== SUPPLIED RECORDS ==
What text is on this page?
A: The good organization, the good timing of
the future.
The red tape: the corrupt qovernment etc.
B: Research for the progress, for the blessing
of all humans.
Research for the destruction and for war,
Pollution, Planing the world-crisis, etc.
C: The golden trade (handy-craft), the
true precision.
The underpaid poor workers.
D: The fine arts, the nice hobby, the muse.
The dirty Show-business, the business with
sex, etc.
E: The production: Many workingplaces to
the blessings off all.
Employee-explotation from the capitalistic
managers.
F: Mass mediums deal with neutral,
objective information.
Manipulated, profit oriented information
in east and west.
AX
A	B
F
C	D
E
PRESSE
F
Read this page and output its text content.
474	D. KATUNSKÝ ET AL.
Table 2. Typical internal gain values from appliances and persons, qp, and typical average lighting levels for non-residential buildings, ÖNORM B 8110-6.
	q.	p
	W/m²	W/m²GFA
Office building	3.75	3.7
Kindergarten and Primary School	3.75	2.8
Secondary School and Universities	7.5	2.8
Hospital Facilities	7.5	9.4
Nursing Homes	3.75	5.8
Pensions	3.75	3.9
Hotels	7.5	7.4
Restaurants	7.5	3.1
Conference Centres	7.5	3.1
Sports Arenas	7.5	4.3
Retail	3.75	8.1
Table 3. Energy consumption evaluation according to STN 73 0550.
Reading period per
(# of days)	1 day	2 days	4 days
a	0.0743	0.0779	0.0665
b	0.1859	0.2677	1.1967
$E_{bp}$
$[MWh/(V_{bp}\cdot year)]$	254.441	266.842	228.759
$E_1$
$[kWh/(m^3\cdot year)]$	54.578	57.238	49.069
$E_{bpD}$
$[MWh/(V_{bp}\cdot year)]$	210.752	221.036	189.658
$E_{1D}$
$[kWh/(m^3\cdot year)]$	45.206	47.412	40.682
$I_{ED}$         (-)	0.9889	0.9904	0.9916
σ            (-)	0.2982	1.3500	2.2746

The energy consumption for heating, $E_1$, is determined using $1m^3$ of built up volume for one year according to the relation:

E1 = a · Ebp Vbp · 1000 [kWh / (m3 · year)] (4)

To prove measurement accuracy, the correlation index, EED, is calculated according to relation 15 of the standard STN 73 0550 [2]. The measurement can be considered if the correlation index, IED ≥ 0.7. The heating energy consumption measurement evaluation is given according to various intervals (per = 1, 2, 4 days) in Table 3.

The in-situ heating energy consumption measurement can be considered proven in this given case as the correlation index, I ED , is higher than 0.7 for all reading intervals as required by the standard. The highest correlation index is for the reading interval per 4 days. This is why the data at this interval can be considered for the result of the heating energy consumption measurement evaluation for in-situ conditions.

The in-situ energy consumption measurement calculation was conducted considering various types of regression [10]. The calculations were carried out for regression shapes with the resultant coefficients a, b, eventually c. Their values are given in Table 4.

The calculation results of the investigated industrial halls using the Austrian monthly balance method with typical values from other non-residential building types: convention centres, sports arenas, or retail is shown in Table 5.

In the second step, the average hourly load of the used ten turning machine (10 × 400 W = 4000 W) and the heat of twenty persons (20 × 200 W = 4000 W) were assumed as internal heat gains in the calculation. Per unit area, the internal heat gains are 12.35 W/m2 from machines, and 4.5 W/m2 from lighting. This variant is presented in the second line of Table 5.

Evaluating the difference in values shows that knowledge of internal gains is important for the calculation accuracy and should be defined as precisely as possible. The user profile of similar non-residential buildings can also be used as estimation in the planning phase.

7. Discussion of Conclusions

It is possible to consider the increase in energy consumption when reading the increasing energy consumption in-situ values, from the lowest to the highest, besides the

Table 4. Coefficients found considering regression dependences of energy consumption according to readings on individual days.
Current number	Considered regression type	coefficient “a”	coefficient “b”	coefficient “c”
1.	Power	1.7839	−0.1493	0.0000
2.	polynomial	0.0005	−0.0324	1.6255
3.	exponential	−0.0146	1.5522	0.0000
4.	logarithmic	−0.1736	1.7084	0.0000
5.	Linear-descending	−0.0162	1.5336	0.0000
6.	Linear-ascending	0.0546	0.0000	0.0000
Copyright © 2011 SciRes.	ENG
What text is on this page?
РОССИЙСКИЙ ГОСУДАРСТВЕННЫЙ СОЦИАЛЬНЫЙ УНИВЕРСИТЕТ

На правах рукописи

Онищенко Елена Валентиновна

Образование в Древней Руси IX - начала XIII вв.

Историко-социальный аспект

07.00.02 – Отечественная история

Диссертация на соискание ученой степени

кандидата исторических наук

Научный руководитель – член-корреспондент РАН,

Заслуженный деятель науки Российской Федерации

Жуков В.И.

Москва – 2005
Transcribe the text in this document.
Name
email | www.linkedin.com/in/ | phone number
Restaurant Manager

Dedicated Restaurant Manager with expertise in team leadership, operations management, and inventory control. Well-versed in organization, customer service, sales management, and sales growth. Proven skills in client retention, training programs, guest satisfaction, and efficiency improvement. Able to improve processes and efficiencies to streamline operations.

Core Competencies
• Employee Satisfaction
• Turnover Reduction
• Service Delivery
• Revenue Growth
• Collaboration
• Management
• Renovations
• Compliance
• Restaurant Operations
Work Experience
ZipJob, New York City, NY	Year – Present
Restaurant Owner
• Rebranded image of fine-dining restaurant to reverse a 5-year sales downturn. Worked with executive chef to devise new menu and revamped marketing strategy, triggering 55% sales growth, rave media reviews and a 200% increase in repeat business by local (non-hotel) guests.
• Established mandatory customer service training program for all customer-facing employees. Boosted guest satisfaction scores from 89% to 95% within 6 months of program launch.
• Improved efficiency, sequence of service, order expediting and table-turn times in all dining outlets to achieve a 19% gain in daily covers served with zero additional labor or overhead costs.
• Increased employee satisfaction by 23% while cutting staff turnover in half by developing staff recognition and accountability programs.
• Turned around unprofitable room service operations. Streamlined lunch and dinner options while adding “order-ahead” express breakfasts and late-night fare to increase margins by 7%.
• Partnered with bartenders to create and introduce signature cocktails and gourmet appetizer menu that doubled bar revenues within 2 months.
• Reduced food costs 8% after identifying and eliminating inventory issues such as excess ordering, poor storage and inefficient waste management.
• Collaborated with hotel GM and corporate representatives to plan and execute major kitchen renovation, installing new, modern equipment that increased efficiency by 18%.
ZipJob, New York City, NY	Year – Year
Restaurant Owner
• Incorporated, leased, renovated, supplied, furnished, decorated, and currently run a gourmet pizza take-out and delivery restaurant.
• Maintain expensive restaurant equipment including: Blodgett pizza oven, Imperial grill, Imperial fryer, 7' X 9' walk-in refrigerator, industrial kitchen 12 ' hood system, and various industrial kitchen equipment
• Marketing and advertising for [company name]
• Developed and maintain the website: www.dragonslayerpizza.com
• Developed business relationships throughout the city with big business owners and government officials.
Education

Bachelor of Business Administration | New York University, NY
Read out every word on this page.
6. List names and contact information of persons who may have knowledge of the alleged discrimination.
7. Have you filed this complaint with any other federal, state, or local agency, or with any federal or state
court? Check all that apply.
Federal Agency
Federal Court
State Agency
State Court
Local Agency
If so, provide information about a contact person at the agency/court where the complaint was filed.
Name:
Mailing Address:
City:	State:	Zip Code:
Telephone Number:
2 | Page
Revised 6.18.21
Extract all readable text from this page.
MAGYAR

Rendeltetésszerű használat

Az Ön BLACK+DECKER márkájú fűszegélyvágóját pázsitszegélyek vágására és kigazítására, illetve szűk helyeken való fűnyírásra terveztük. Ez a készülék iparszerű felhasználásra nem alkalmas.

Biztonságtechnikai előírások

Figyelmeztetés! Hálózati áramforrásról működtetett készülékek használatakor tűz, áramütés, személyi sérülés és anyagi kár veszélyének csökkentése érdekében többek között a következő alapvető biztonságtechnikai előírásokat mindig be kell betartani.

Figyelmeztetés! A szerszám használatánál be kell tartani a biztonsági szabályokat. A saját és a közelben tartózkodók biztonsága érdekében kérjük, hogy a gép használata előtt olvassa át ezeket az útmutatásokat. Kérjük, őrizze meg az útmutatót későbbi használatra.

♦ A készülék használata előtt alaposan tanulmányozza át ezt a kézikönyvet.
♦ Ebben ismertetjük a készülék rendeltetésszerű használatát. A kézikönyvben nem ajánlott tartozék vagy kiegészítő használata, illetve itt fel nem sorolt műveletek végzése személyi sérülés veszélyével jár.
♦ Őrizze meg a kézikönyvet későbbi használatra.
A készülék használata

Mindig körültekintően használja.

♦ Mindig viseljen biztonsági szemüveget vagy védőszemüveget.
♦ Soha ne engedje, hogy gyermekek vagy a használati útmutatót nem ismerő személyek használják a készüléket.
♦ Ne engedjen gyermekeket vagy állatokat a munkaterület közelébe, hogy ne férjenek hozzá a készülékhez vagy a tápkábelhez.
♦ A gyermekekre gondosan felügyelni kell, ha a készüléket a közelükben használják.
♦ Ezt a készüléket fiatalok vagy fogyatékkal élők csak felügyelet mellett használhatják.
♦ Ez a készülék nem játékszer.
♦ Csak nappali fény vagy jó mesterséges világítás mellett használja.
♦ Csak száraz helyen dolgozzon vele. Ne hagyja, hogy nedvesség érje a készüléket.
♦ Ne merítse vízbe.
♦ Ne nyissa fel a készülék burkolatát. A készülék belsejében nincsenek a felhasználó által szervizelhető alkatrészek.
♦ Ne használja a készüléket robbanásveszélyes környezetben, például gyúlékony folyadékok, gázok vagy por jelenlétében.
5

== OBJECTIVE ==
Provide the count, and nothing else, of lines in the data above where the word "industrial" occurs.

== SOLVED EXERCISE ==
2